§ **Your task**
Give the data below again exactly as it stands. Omit the pictures.

START Data shown

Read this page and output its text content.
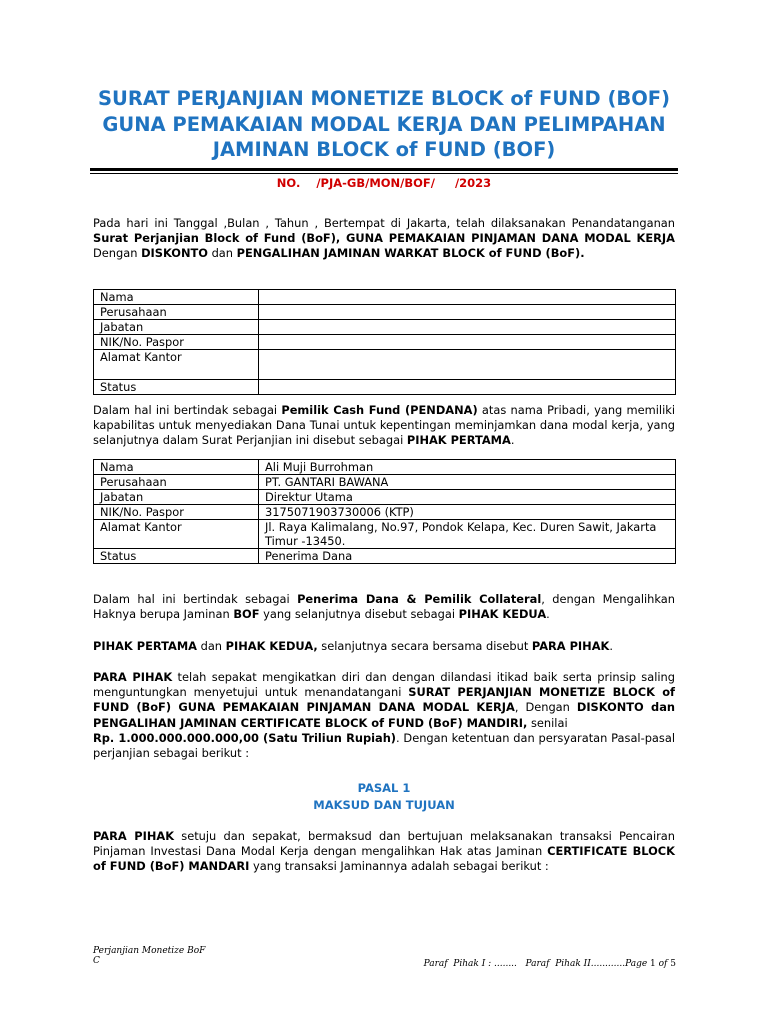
SURAT PERJANJIAN MONETIZE BLOCK of FUND (BOF)
GUNA PEMAKAIAN MODAL KERJA DAN PELIMPAHAN
JAMINAN BLOCK of FUND (BOF)
NO.    /PJA-GB/MON/BOF/     /2023
Pada hari ini Tanggal ,Bulan , Tahun , Bertempat di Jakarta, telah dilaksanakan Penandatanganan Surat Perjanjian Block of Fund (BoF), GUNA PEMAKAIAN PINJAMAN DANA MODAL KERJA Dengan DISKONTO dan PENGALIHAN JAMINAN WARKAT BLOCK of FUND (BoF).
Nama	
Perusahaan	
Jabatan	
NIK/No. Paspor	
Alamat Kantor	
Status	
Dalam hal ini bertindak sebagai Pemilik Cash Fund (PENDANA) atas nama Pribadi, yang memiliki kapabilitas untuk menyediakan Dana Tunai untuk kepentingan meminjamkan dana modal kerja, yang selanjutnya dalam Surat Perjanjian ini disebut sebagai PIHAK PERTAMA.
Nama	Ali Muji Burrohman
Perusahaan	PT. GANTARI BAWANA
Jabatan	Direktur Utama
NIK/No. Paspor	3175071903730006 (KTP)
Alamat Kantor	Jl. Raya Kalimalang, No.97, Pondok Kelapa, Kec. Duren Sawit, Jakarta Timur -13450.
Status	Penerima Dana
Dalam hal ini bertindak sebagai Penerima Dana & Pemilik Collateral, dengan Mengalihkan Haknya berupa Jaminan BOF yang selanjutnya disebut sebagai PIHAK KEDUA.
PIHAK PERTAMA dan PIHAK KEDUA, selanjutnya secara bersama disebut PARA PIHAK.
PARA PIHAK telah sepakat mengikatkan diri dan dengan dilandasi itikad baik serta prinsip saling menguntungkan menyetujui untuk menandatangani SURAT PERJANJIAN MONETIZE BLOCK of FUND (BoF) GUNA PEMAKAIAN PINJAMAN DANA MODAL KERJA, Dengan DISKONTO dan PENGALIHAN JAMINAN CERTIFICATE BLOCK of FUND (BoF) MANDIRI, senilai
Rp. 1.000.000.000.000,00 (Satu Triliun Rupiah). Dengan ketentuan dan persyaratan Pasal-pasal perjanjian sebagai berikut :
PASAL 1
MAKSUD DAN TUJUAN
PARA PIHAK setuju dan sepakat, bermaksud dan bertujuan melaksanakan transaksi Pencairan Pinjaman Investasi Dana Modal Kerja dengan mengalihkan Hak atas Jaminan CERTIFICATE BLOCK of FUND (BoF) MANDARI yang transaksi Jaminannya adalah sebagai berikut :
Perjanjian Monetize BoF
C	Paraf  Pihak I : ........   Paraf  Pihak II............Page 1 of 5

END Data shown

§ **Response to this task**
Read this page and output its text content.
SURAT PERJANJIAN MONETIZE BLOCK of FUND (BOF)
GUNA PEMAKAIAN MODAL KERJA DAN PELIMPAHAN
JAMINAN BLOCK of FUND (BOF)
NO.    /PJA-GB/MON/BOF/     /2023
Pada hari ini Tanggal ,Bulan , Tahun , Bertempat di Jakarta, telah dilaksanakan Penandatanganan Surat Perjanjian Block of Fund (BoF), GUNA PEMAKAIAN PINJAMAN DANA MODAL KERJA Dengan DISKONTO dan PENGALIHAN JAMINAN WARKAT BLOCK of FUND (BoF).
Nama	
Perusahaan	
Jabatan	
NIK/No. Paspor	
Alamat Kantor	
Status	
Dalam hal ini bertindak sebagai Pemilik Cash Fund (PENDANA) atas nama Pribadi, yang memiliki kapabilitas untuk menyediakan Dana Tunai untuk kepentingan meminjamkan dana modal kerja, yang selanjutnya dalam Surat Perjanjian ini disebut sebagai PIHAK PERTAMA.
Nama	Ali Muji Burrohman
Perusahaan	PT. GANTARI BAWANA
Jabatan	Direktur Utama
NIK/No. Paspor	3175071903730006 (KTP)
Alamat Kantor	Jl. Raya Kalimalang, No.97, Pondok Kelapa, Kec. Duren Sawit, Jakarta Timur -13450.
Status	Penerima Dana
Dalam hal ini bertindak sebagai Penerima Dana & Pemilik Collateral, dengan Mengalihkan Haknya berupa Jaminan BOF yang selanjutnya disebut sebagai PIHAK KEDUA.
PIHAK PERTAMA dan PIHAK KEDUA, selanjutnya secara bersama disebut PARA PIHAK.
PARA PIHAK telah sepakat mengikatkan diri dan dengan dilandasi itikad baik serta prinsip saling menguntungkan menyetujui untuk menandatangani SURAT PERJANJIAN MONETIZE BLOCK of FUND (BoF) GUNA PEMAKAIAN PINJAMAN DANA MODAL KERJA, Dengan DISKONTO dan PENGALIHAN JAMINAN CERTIFICATE BLOCK of FUND (BoF) MANDIRI, senilai
Rp. 1.000.000.000.000,00 (Satu Triliun Rupiah). Dengan ketentuan dan persyaratan Pasal-pasal perjanjian sebagai berikut :
PASAL 1
MAKSUD DAN TUJUAN
PARA PIHAK setuju dan sepakat, bermaksud dan bertujuan melaksanakan transaksi Pencairan Pinjaman Investasi Dana Modal Kerja dengan mengalihkan Hak atas Jaminan CERTIFICATE BLOCK of FUND (BoF) MANDARI yang transaksi Jaminannya adalah sebagai berikut :
Perjanjian Monetize BoF
C	Paraf  Pihak I : ........   Paraf  Pihak II............Page 1 of 5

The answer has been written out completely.